Dataset records
--- --- ---
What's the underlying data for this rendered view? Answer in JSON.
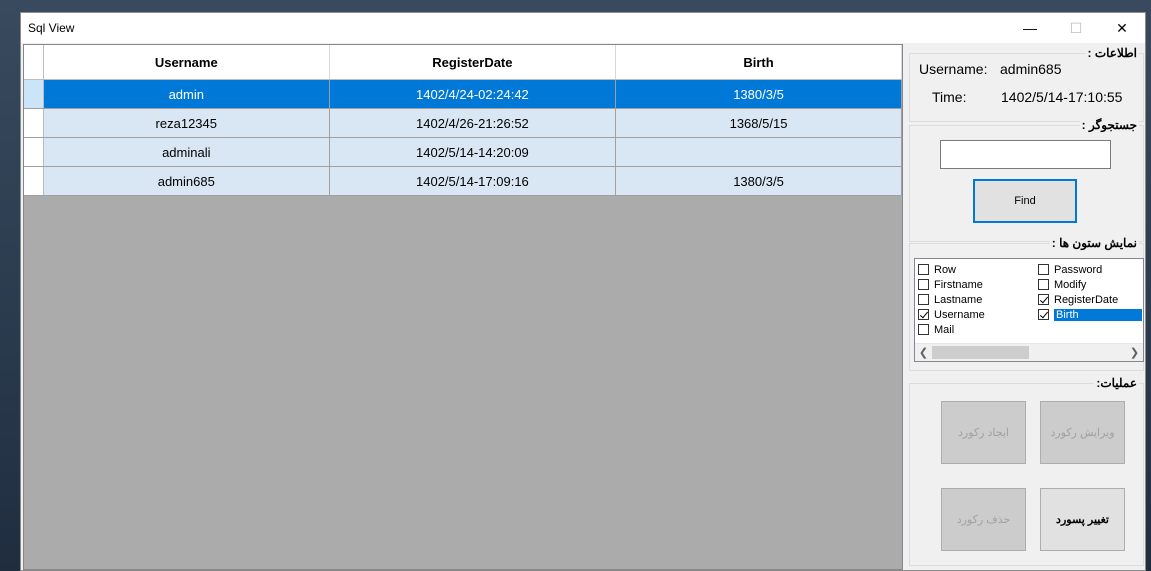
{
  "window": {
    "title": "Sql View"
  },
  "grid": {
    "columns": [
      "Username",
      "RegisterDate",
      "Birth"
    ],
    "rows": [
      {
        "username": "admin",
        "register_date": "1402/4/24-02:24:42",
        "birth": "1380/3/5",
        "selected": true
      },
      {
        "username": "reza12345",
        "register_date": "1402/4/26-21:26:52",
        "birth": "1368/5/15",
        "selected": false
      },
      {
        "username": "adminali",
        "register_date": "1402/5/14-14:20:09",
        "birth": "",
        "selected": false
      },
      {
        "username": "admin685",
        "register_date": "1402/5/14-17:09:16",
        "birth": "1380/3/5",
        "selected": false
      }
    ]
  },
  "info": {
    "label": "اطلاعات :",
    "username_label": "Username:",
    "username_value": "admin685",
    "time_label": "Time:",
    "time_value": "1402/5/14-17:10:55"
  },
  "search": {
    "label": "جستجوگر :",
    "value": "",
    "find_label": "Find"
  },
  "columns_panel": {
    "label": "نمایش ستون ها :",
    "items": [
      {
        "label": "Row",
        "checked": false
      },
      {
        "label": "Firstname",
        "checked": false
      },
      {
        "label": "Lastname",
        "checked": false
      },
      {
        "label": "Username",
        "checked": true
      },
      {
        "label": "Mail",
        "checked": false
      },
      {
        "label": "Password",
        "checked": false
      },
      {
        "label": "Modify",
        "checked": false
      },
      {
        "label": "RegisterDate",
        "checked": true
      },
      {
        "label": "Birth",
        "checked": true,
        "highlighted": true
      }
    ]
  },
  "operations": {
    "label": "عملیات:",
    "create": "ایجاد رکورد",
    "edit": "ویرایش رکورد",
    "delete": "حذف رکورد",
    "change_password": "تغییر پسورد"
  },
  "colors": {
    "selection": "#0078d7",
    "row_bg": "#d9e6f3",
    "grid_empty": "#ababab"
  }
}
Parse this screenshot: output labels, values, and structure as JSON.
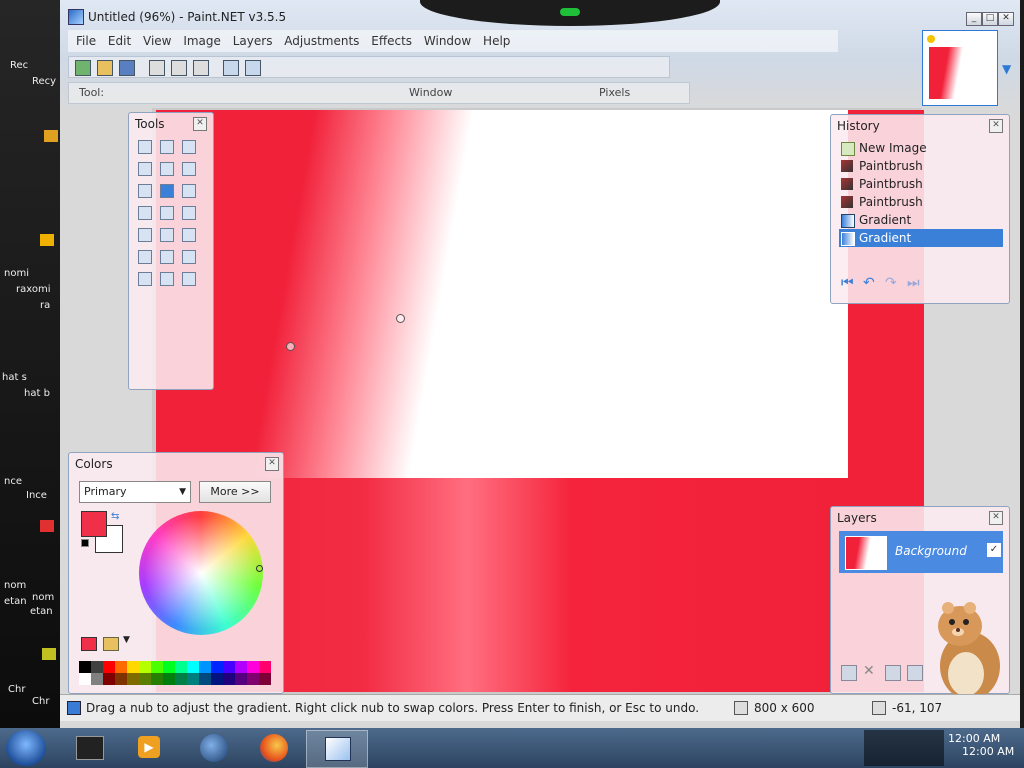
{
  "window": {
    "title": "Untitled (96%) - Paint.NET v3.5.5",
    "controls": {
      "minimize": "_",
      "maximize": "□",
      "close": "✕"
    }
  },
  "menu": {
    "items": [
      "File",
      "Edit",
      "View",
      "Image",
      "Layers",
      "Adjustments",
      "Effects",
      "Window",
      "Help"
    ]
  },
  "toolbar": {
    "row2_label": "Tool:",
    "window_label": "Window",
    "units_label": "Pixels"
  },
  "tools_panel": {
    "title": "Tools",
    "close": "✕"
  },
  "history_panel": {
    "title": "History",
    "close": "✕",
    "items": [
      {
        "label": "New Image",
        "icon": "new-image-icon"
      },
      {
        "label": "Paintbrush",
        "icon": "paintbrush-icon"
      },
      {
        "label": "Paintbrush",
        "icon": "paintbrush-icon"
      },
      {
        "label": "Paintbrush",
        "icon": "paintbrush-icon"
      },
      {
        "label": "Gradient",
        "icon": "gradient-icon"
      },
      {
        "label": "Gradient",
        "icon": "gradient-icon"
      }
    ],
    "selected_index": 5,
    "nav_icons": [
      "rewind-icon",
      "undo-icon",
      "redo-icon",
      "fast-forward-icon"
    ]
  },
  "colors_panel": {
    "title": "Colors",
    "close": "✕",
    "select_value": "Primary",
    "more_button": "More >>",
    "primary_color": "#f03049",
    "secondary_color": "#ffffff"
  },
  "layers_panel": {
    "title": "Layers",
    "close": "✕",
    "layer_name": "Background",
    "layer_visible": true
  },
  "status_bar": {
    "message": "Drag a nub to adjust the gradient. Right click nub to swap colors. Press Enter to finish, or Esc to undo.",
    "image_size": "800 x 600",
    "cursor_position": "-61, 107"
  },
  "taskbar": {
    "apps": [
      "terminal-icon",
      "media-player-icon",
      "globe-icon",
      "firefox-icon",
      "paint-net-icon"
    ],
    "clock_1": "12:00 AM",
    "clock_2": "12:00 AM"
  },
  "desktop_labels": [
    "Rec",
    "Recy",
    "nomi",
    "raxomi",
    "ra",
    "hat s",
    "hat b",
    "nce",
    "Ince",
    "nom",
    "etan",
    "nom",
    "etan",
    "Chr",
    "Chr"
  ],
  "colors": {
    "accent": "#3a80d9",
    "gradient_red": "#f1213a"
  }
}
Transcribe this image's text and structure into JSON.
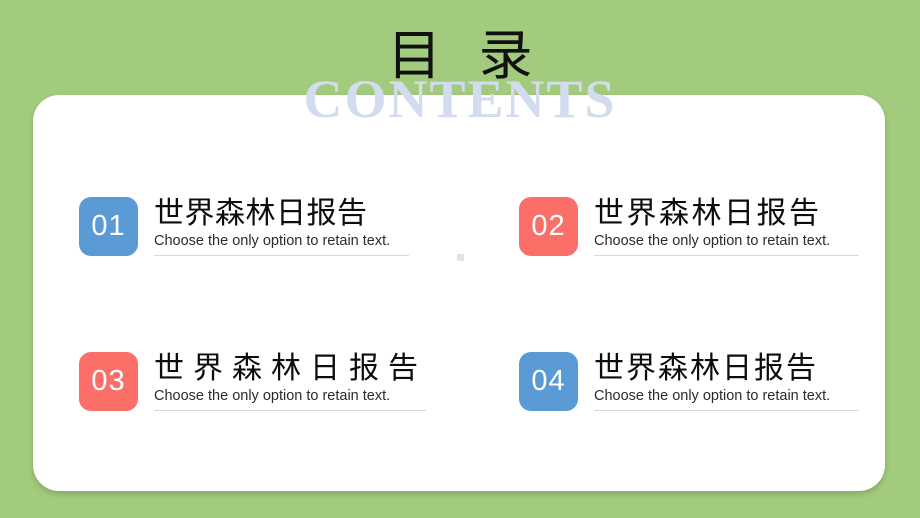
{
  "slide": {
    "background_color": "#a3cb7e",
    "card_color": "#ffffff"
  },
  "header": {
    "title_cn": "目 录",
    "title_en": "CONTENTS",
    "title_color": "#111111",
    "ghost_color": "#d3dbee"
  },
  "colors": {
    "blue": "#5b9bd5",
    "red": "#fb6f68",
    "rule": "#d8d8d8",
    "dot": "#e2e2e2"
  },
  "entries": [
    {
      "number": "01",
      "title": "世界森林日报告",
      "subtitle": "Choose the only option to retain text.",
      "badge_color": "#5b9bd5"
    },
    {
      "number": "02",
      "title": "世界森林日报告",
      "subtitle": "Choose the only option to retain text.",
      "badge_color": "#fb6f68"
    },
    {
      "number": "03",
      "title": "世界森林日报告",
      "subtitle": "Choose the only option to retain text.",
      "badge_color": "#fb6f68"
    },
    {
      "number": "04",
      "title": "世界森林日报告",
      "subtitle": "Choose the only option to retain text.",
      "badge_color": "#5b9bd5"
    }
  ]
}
--- --- ---
■ Exercise objective:
Count every line in the data where the string "ffffff" occurs. Give nothing except the number.

■ Written answer:
2